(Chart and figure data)

-- START --

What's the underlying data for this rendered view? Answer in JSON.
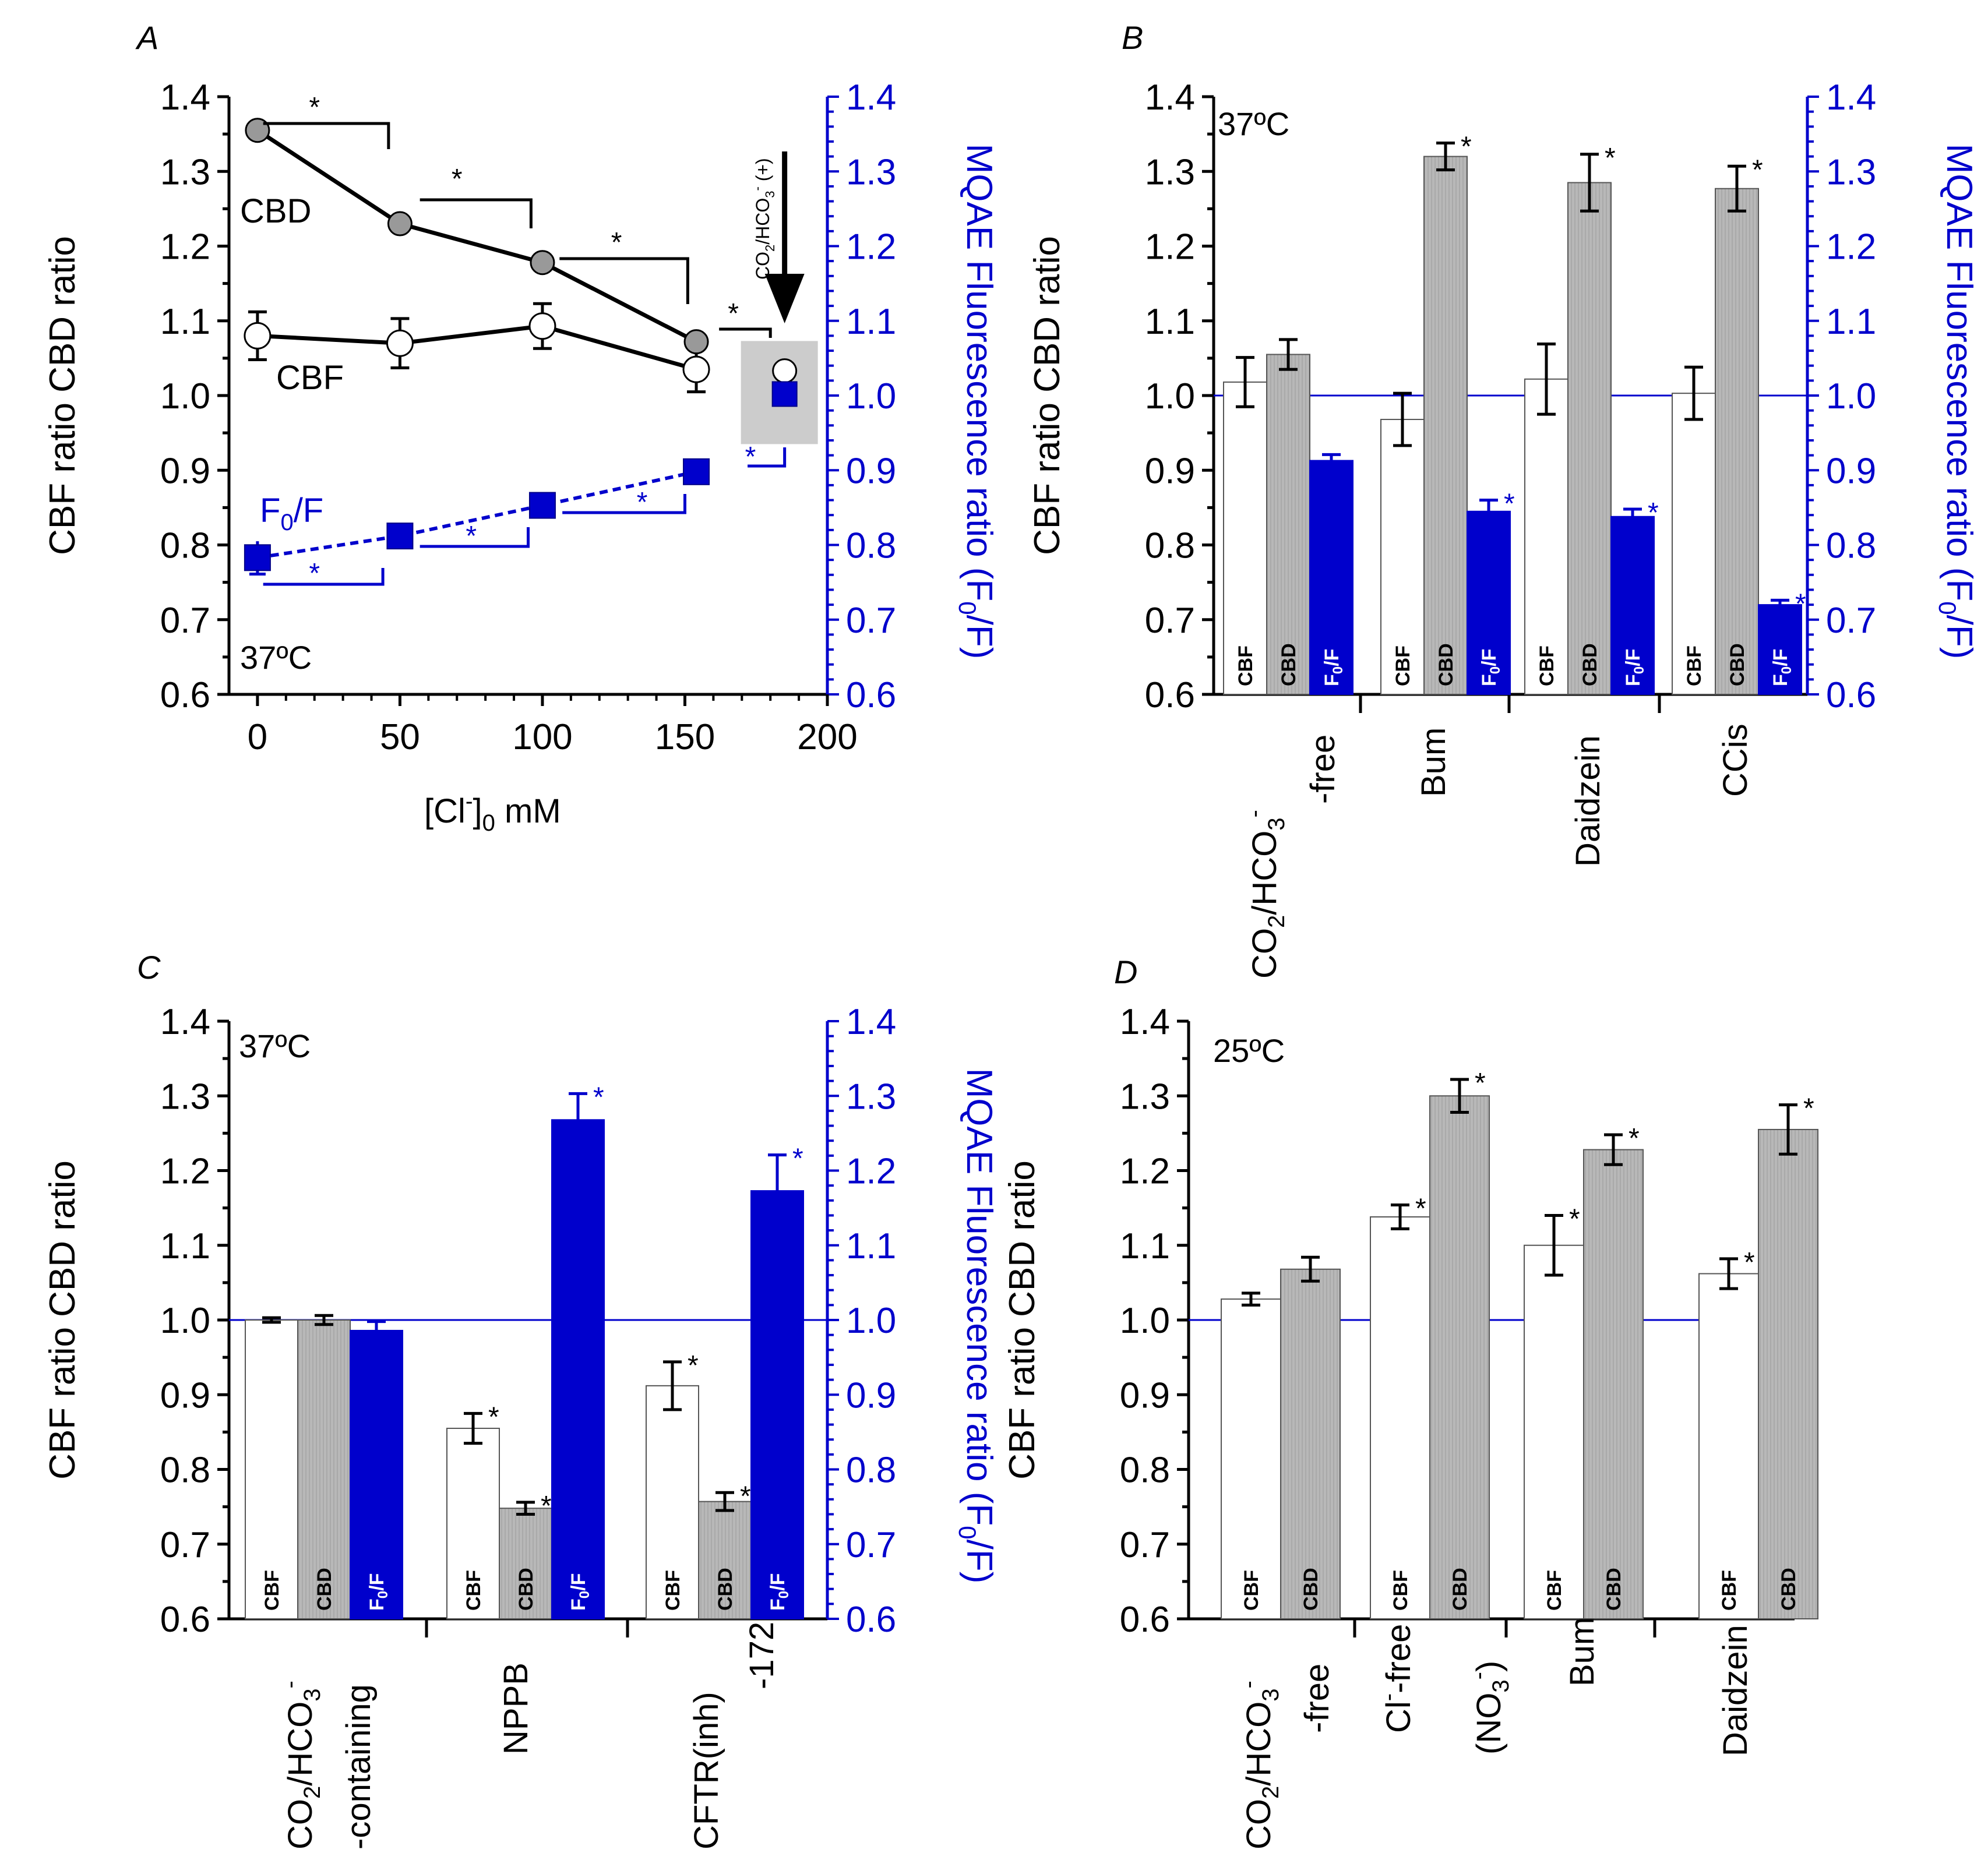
{
  "colors": {
    "black": "#000000",
    "blue": "#0000cc",
    "gray": "#b0b0b0",
    "lightgray": "#cccccc",
    "white": "#ffffff"
  },
  "shared": {
    "left_axis_label": "CBF ratio CBD ratio",
    "right_axis_label": "MQAE Fluorescence ratio (F",
    "right_axis_label_sub": "0",
    "right_axis_label_end": "/F)",
    "ticks": [
      "0.6",
      "0.7",
      "0.8",
      "0.9",
      "1.0",
      "1.1",
      "1.2",
      "1.3",
      "1.4"
    ],
    "ticks_right": [
      "0.6",
      "0.7",
      "0.8",
      "0.9",
      "1.0",
      "1.1",
      "1.2",
      "1.3",
      "1.4"
    ],
    "sig": "*",
    "lbl_cbf": "CBF",
    "lbl_cbd": "CBD",
    "lbl_f": "F",
    "lbl_f_sub": "0",
    "lbl_f_end": "/F"
  },
  "chart_data": [
    {
      "panel": "A",
      "type": "line",
      "temperature": "37ºC",
      "x": [
        0,
        50,
        100,
        154
      ],
      "xticks": [
        "0",
        "50",
        "100",
        "150",
        "200"
      ],
      "xlim": [
        -10,
        200
      ],
      "ylim": [
        0.6,
        1.4
      ],
      "xlabel_pre": "[Cl",
      "xlabel_sup": "-",
      "xlabel_post": "]",
      "xlabel_sub": "0",
      "xlabel_end": " mM",
      "series": [
        {
          "name": "CBD",
          "values": [
            1.355,
            1.23,
            1.178,
            1.072
          ],
          "errors": [
            0,
            0,
            0,
            0
          ]
        },
        {
          "name": "CBF",
          "values": [
            1.08,
            1.07,
            1.093,
            1.035
          ],
          "errors": [
            0.032,
            0.033,
            0.03,
            0.03
          ]
        },
        {
          "name": "F",
          "name_sub": "0",
          "name_end": "/F",
          "values": [
            0.783,
            0.812,
            0.853,
            0.898
          ],
          "errors": [
            0.022,
            0.015,
            0.008,
            0.008
          ]
        }
      ],
      "co2_points": {
        "x": 185,
        "cbf": 1.033,
        "f0f": 1.002
      },
      "co2_label": "CO",
      "co2_label_sub": "2",
      "co2_label_mid": "/HCO",
      "co2_label_sub2": "3",
      "co2_label_sup": "-",
      "co2_label_end": " (+)"
    },
    {
      "panel": "B",
      "type": "bar",
      "temperature": "37ºC",
      "ylim": [
        0.6,
        1.4
      ],
      "groups": [
        {
          "label": "CO2/HCO3- -free",
          "cbf": 1.018,
          "cbf_err": 0.033,
          "cbd": 1.055,
          "cbd_err": 0.02,
          "f0f": 0.913,
          "f0f_err": 0.008,
          "sig": [
            false,
            false,
            false
          ]
        },
        {
          "label": "Bum",
          "cbf": 0.968,
          "cbf_err": 0.035,
          "cbd": 1.32,
          "cbd_err": 0.018,
          "f0f": 0.845,
          "f0f_err": 0.015,
          "sig": [
            false,
            true,
            true
          ]
        },
        {
          "label": "Daidzein",
          "cbf": 1.022,
          "cbf_err": 0.047,
          "cbd": 1.285,
          "cbd_err": 0.038,
          "f0f": 0.838,
          "f0f_err": 0.01,
          "sig": [
            false,
            true,
            true
          ]
        },
        {
          "label": "CCis",
          "cbf": 1.003,
          "cbf_err": 0.035,
          "cbd": 1.277,
          "cbd_err": 0.03,
          "f0f": 0.72,
          "f0f_err": 0.006,
          "sig": [
            false,
            true,
            true
          ]
        }
      ],
      "xlabels": {
        "g1_line1": "CO",
        "g1_sub1": "2",
        "g1_mid": "/HCO",
        "g1_sub2": "3",
        "g1_sup": "-",
        "g1_line2": "-free",
        "g2": "Bum",
        "g3": "Daidzein",
        "g4": "CCis"
      }
    },
    {
      "panel": "C",
      "type": "bar",
      "temperature": "37ºC",
      "ylim": [
        0.6,
        1.4
      ],
      "groups": [
        {
          "label": "CO2/HCO3- -containing",
          "cbf": 1.0,
          "cbf_err": 0.003,
          "cbd": 1.0,
          "cbd_err": 0.006,
          "f0f": 0.986,
          "f0f_err": 0.012,
          "sig": [
            false,
            false,
            false
          ]
        },
        {
          "label": "NPPB",
          "cbf": 0.855,
          "cbf_err": 0.02,
          "cbd": 0.748,
          "cbd_err": 0.008,
          "f0f": 1.268,
          "f0f_err": 0.035,
          "sig": [
            true,
            true,
            true
          ]
        },
        {
          "label": "CFTR(inh)-172",
          "cbf": 0.912,
          "cbf_err": 0.032,
          "cbd": 0.757,
          "cbd_err": 0.012,
          "f0f": 1.173,
          "f0f_err": 0.048,
          "sig": [
            true,
            true,
            true
          ]
        }
      ],
      "xlabels": {
        "g1_line1": "CO",
        "g1_sub1": "2",
        "g1_mid": "/HCO",
        "g1_sub2": "3",
        "g1_sup": "-",
        "g1_line2": "-containing",
        "g2": "NPPB",
        "g3_line1": "CFTR(inh)",
        "g3_line2": "-172"
      }
    },
    {
      "panel": "D",
      "type": "bar",
      "temperature": "25ºC",
      "ylim": [
        0.6,
        1.4
      ],
      "groups": [
        {
          "label": "CO2/HCO3- -free",
          "cbf": 1.028,
          "cbf_err": 0.008,
          "cbd": 1.068,
          "cbd_err": 0.016,
          "sig": [
            false,
            false
          ]
        },
        {
          "label": "Cl- -free (NO3-)",
          "cbf": 1.138,
          "cbf_err": 0.016,
          "cbd": 1.3,
          "cbd_err": 0.022,
          "sig": [
            true,
            true
          ]
        },
        {
          "label": "Bum",
          "cbf": 1.1,
          "cbf_err": 0.04,
          "cbd": 1.228,
          "cbd_err": 0.02,
          "sig": [
            true,
            true
          ]
        },
        {
          "label": "Daidzein",
          "cbf": 1.062,
          "cbf_err": 0.02,
          "cbd": 1.255,
          "cbd_err": 0.033,
          "sig": [
            true,
            true
          ]
        }
      ],
      "xlabels": {
        "g1_line1": "CO",
        "g1_sub1": "2",
        "g1_mid": "/HCO",
        "g1_sub2": "3",
        "g1_sup": "-",
        "g1_line2": "-free",
        "g2_line1": "Cl",
        "g2_sup": "-",
        "g2_line1_end": "-free",
        "g2_line2": "(NO",
        "g2_sub": "3",
        "g2_sup2": "-",
        "g2_line2_end": ")",
        "g3": "Bum",
        "g4": "Daidzein"
      }
    }
  ]
}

-- END --

*WHAT YOU HAVE TO DO*
Write out each line of the data that holds the string "Daidzein".

*RESULT OF THIS EXERCISE*
          "label": "Daidzein",
        "g3": "Daidzein",
          "label": "Daidzein",
        "g4": "Daidzein"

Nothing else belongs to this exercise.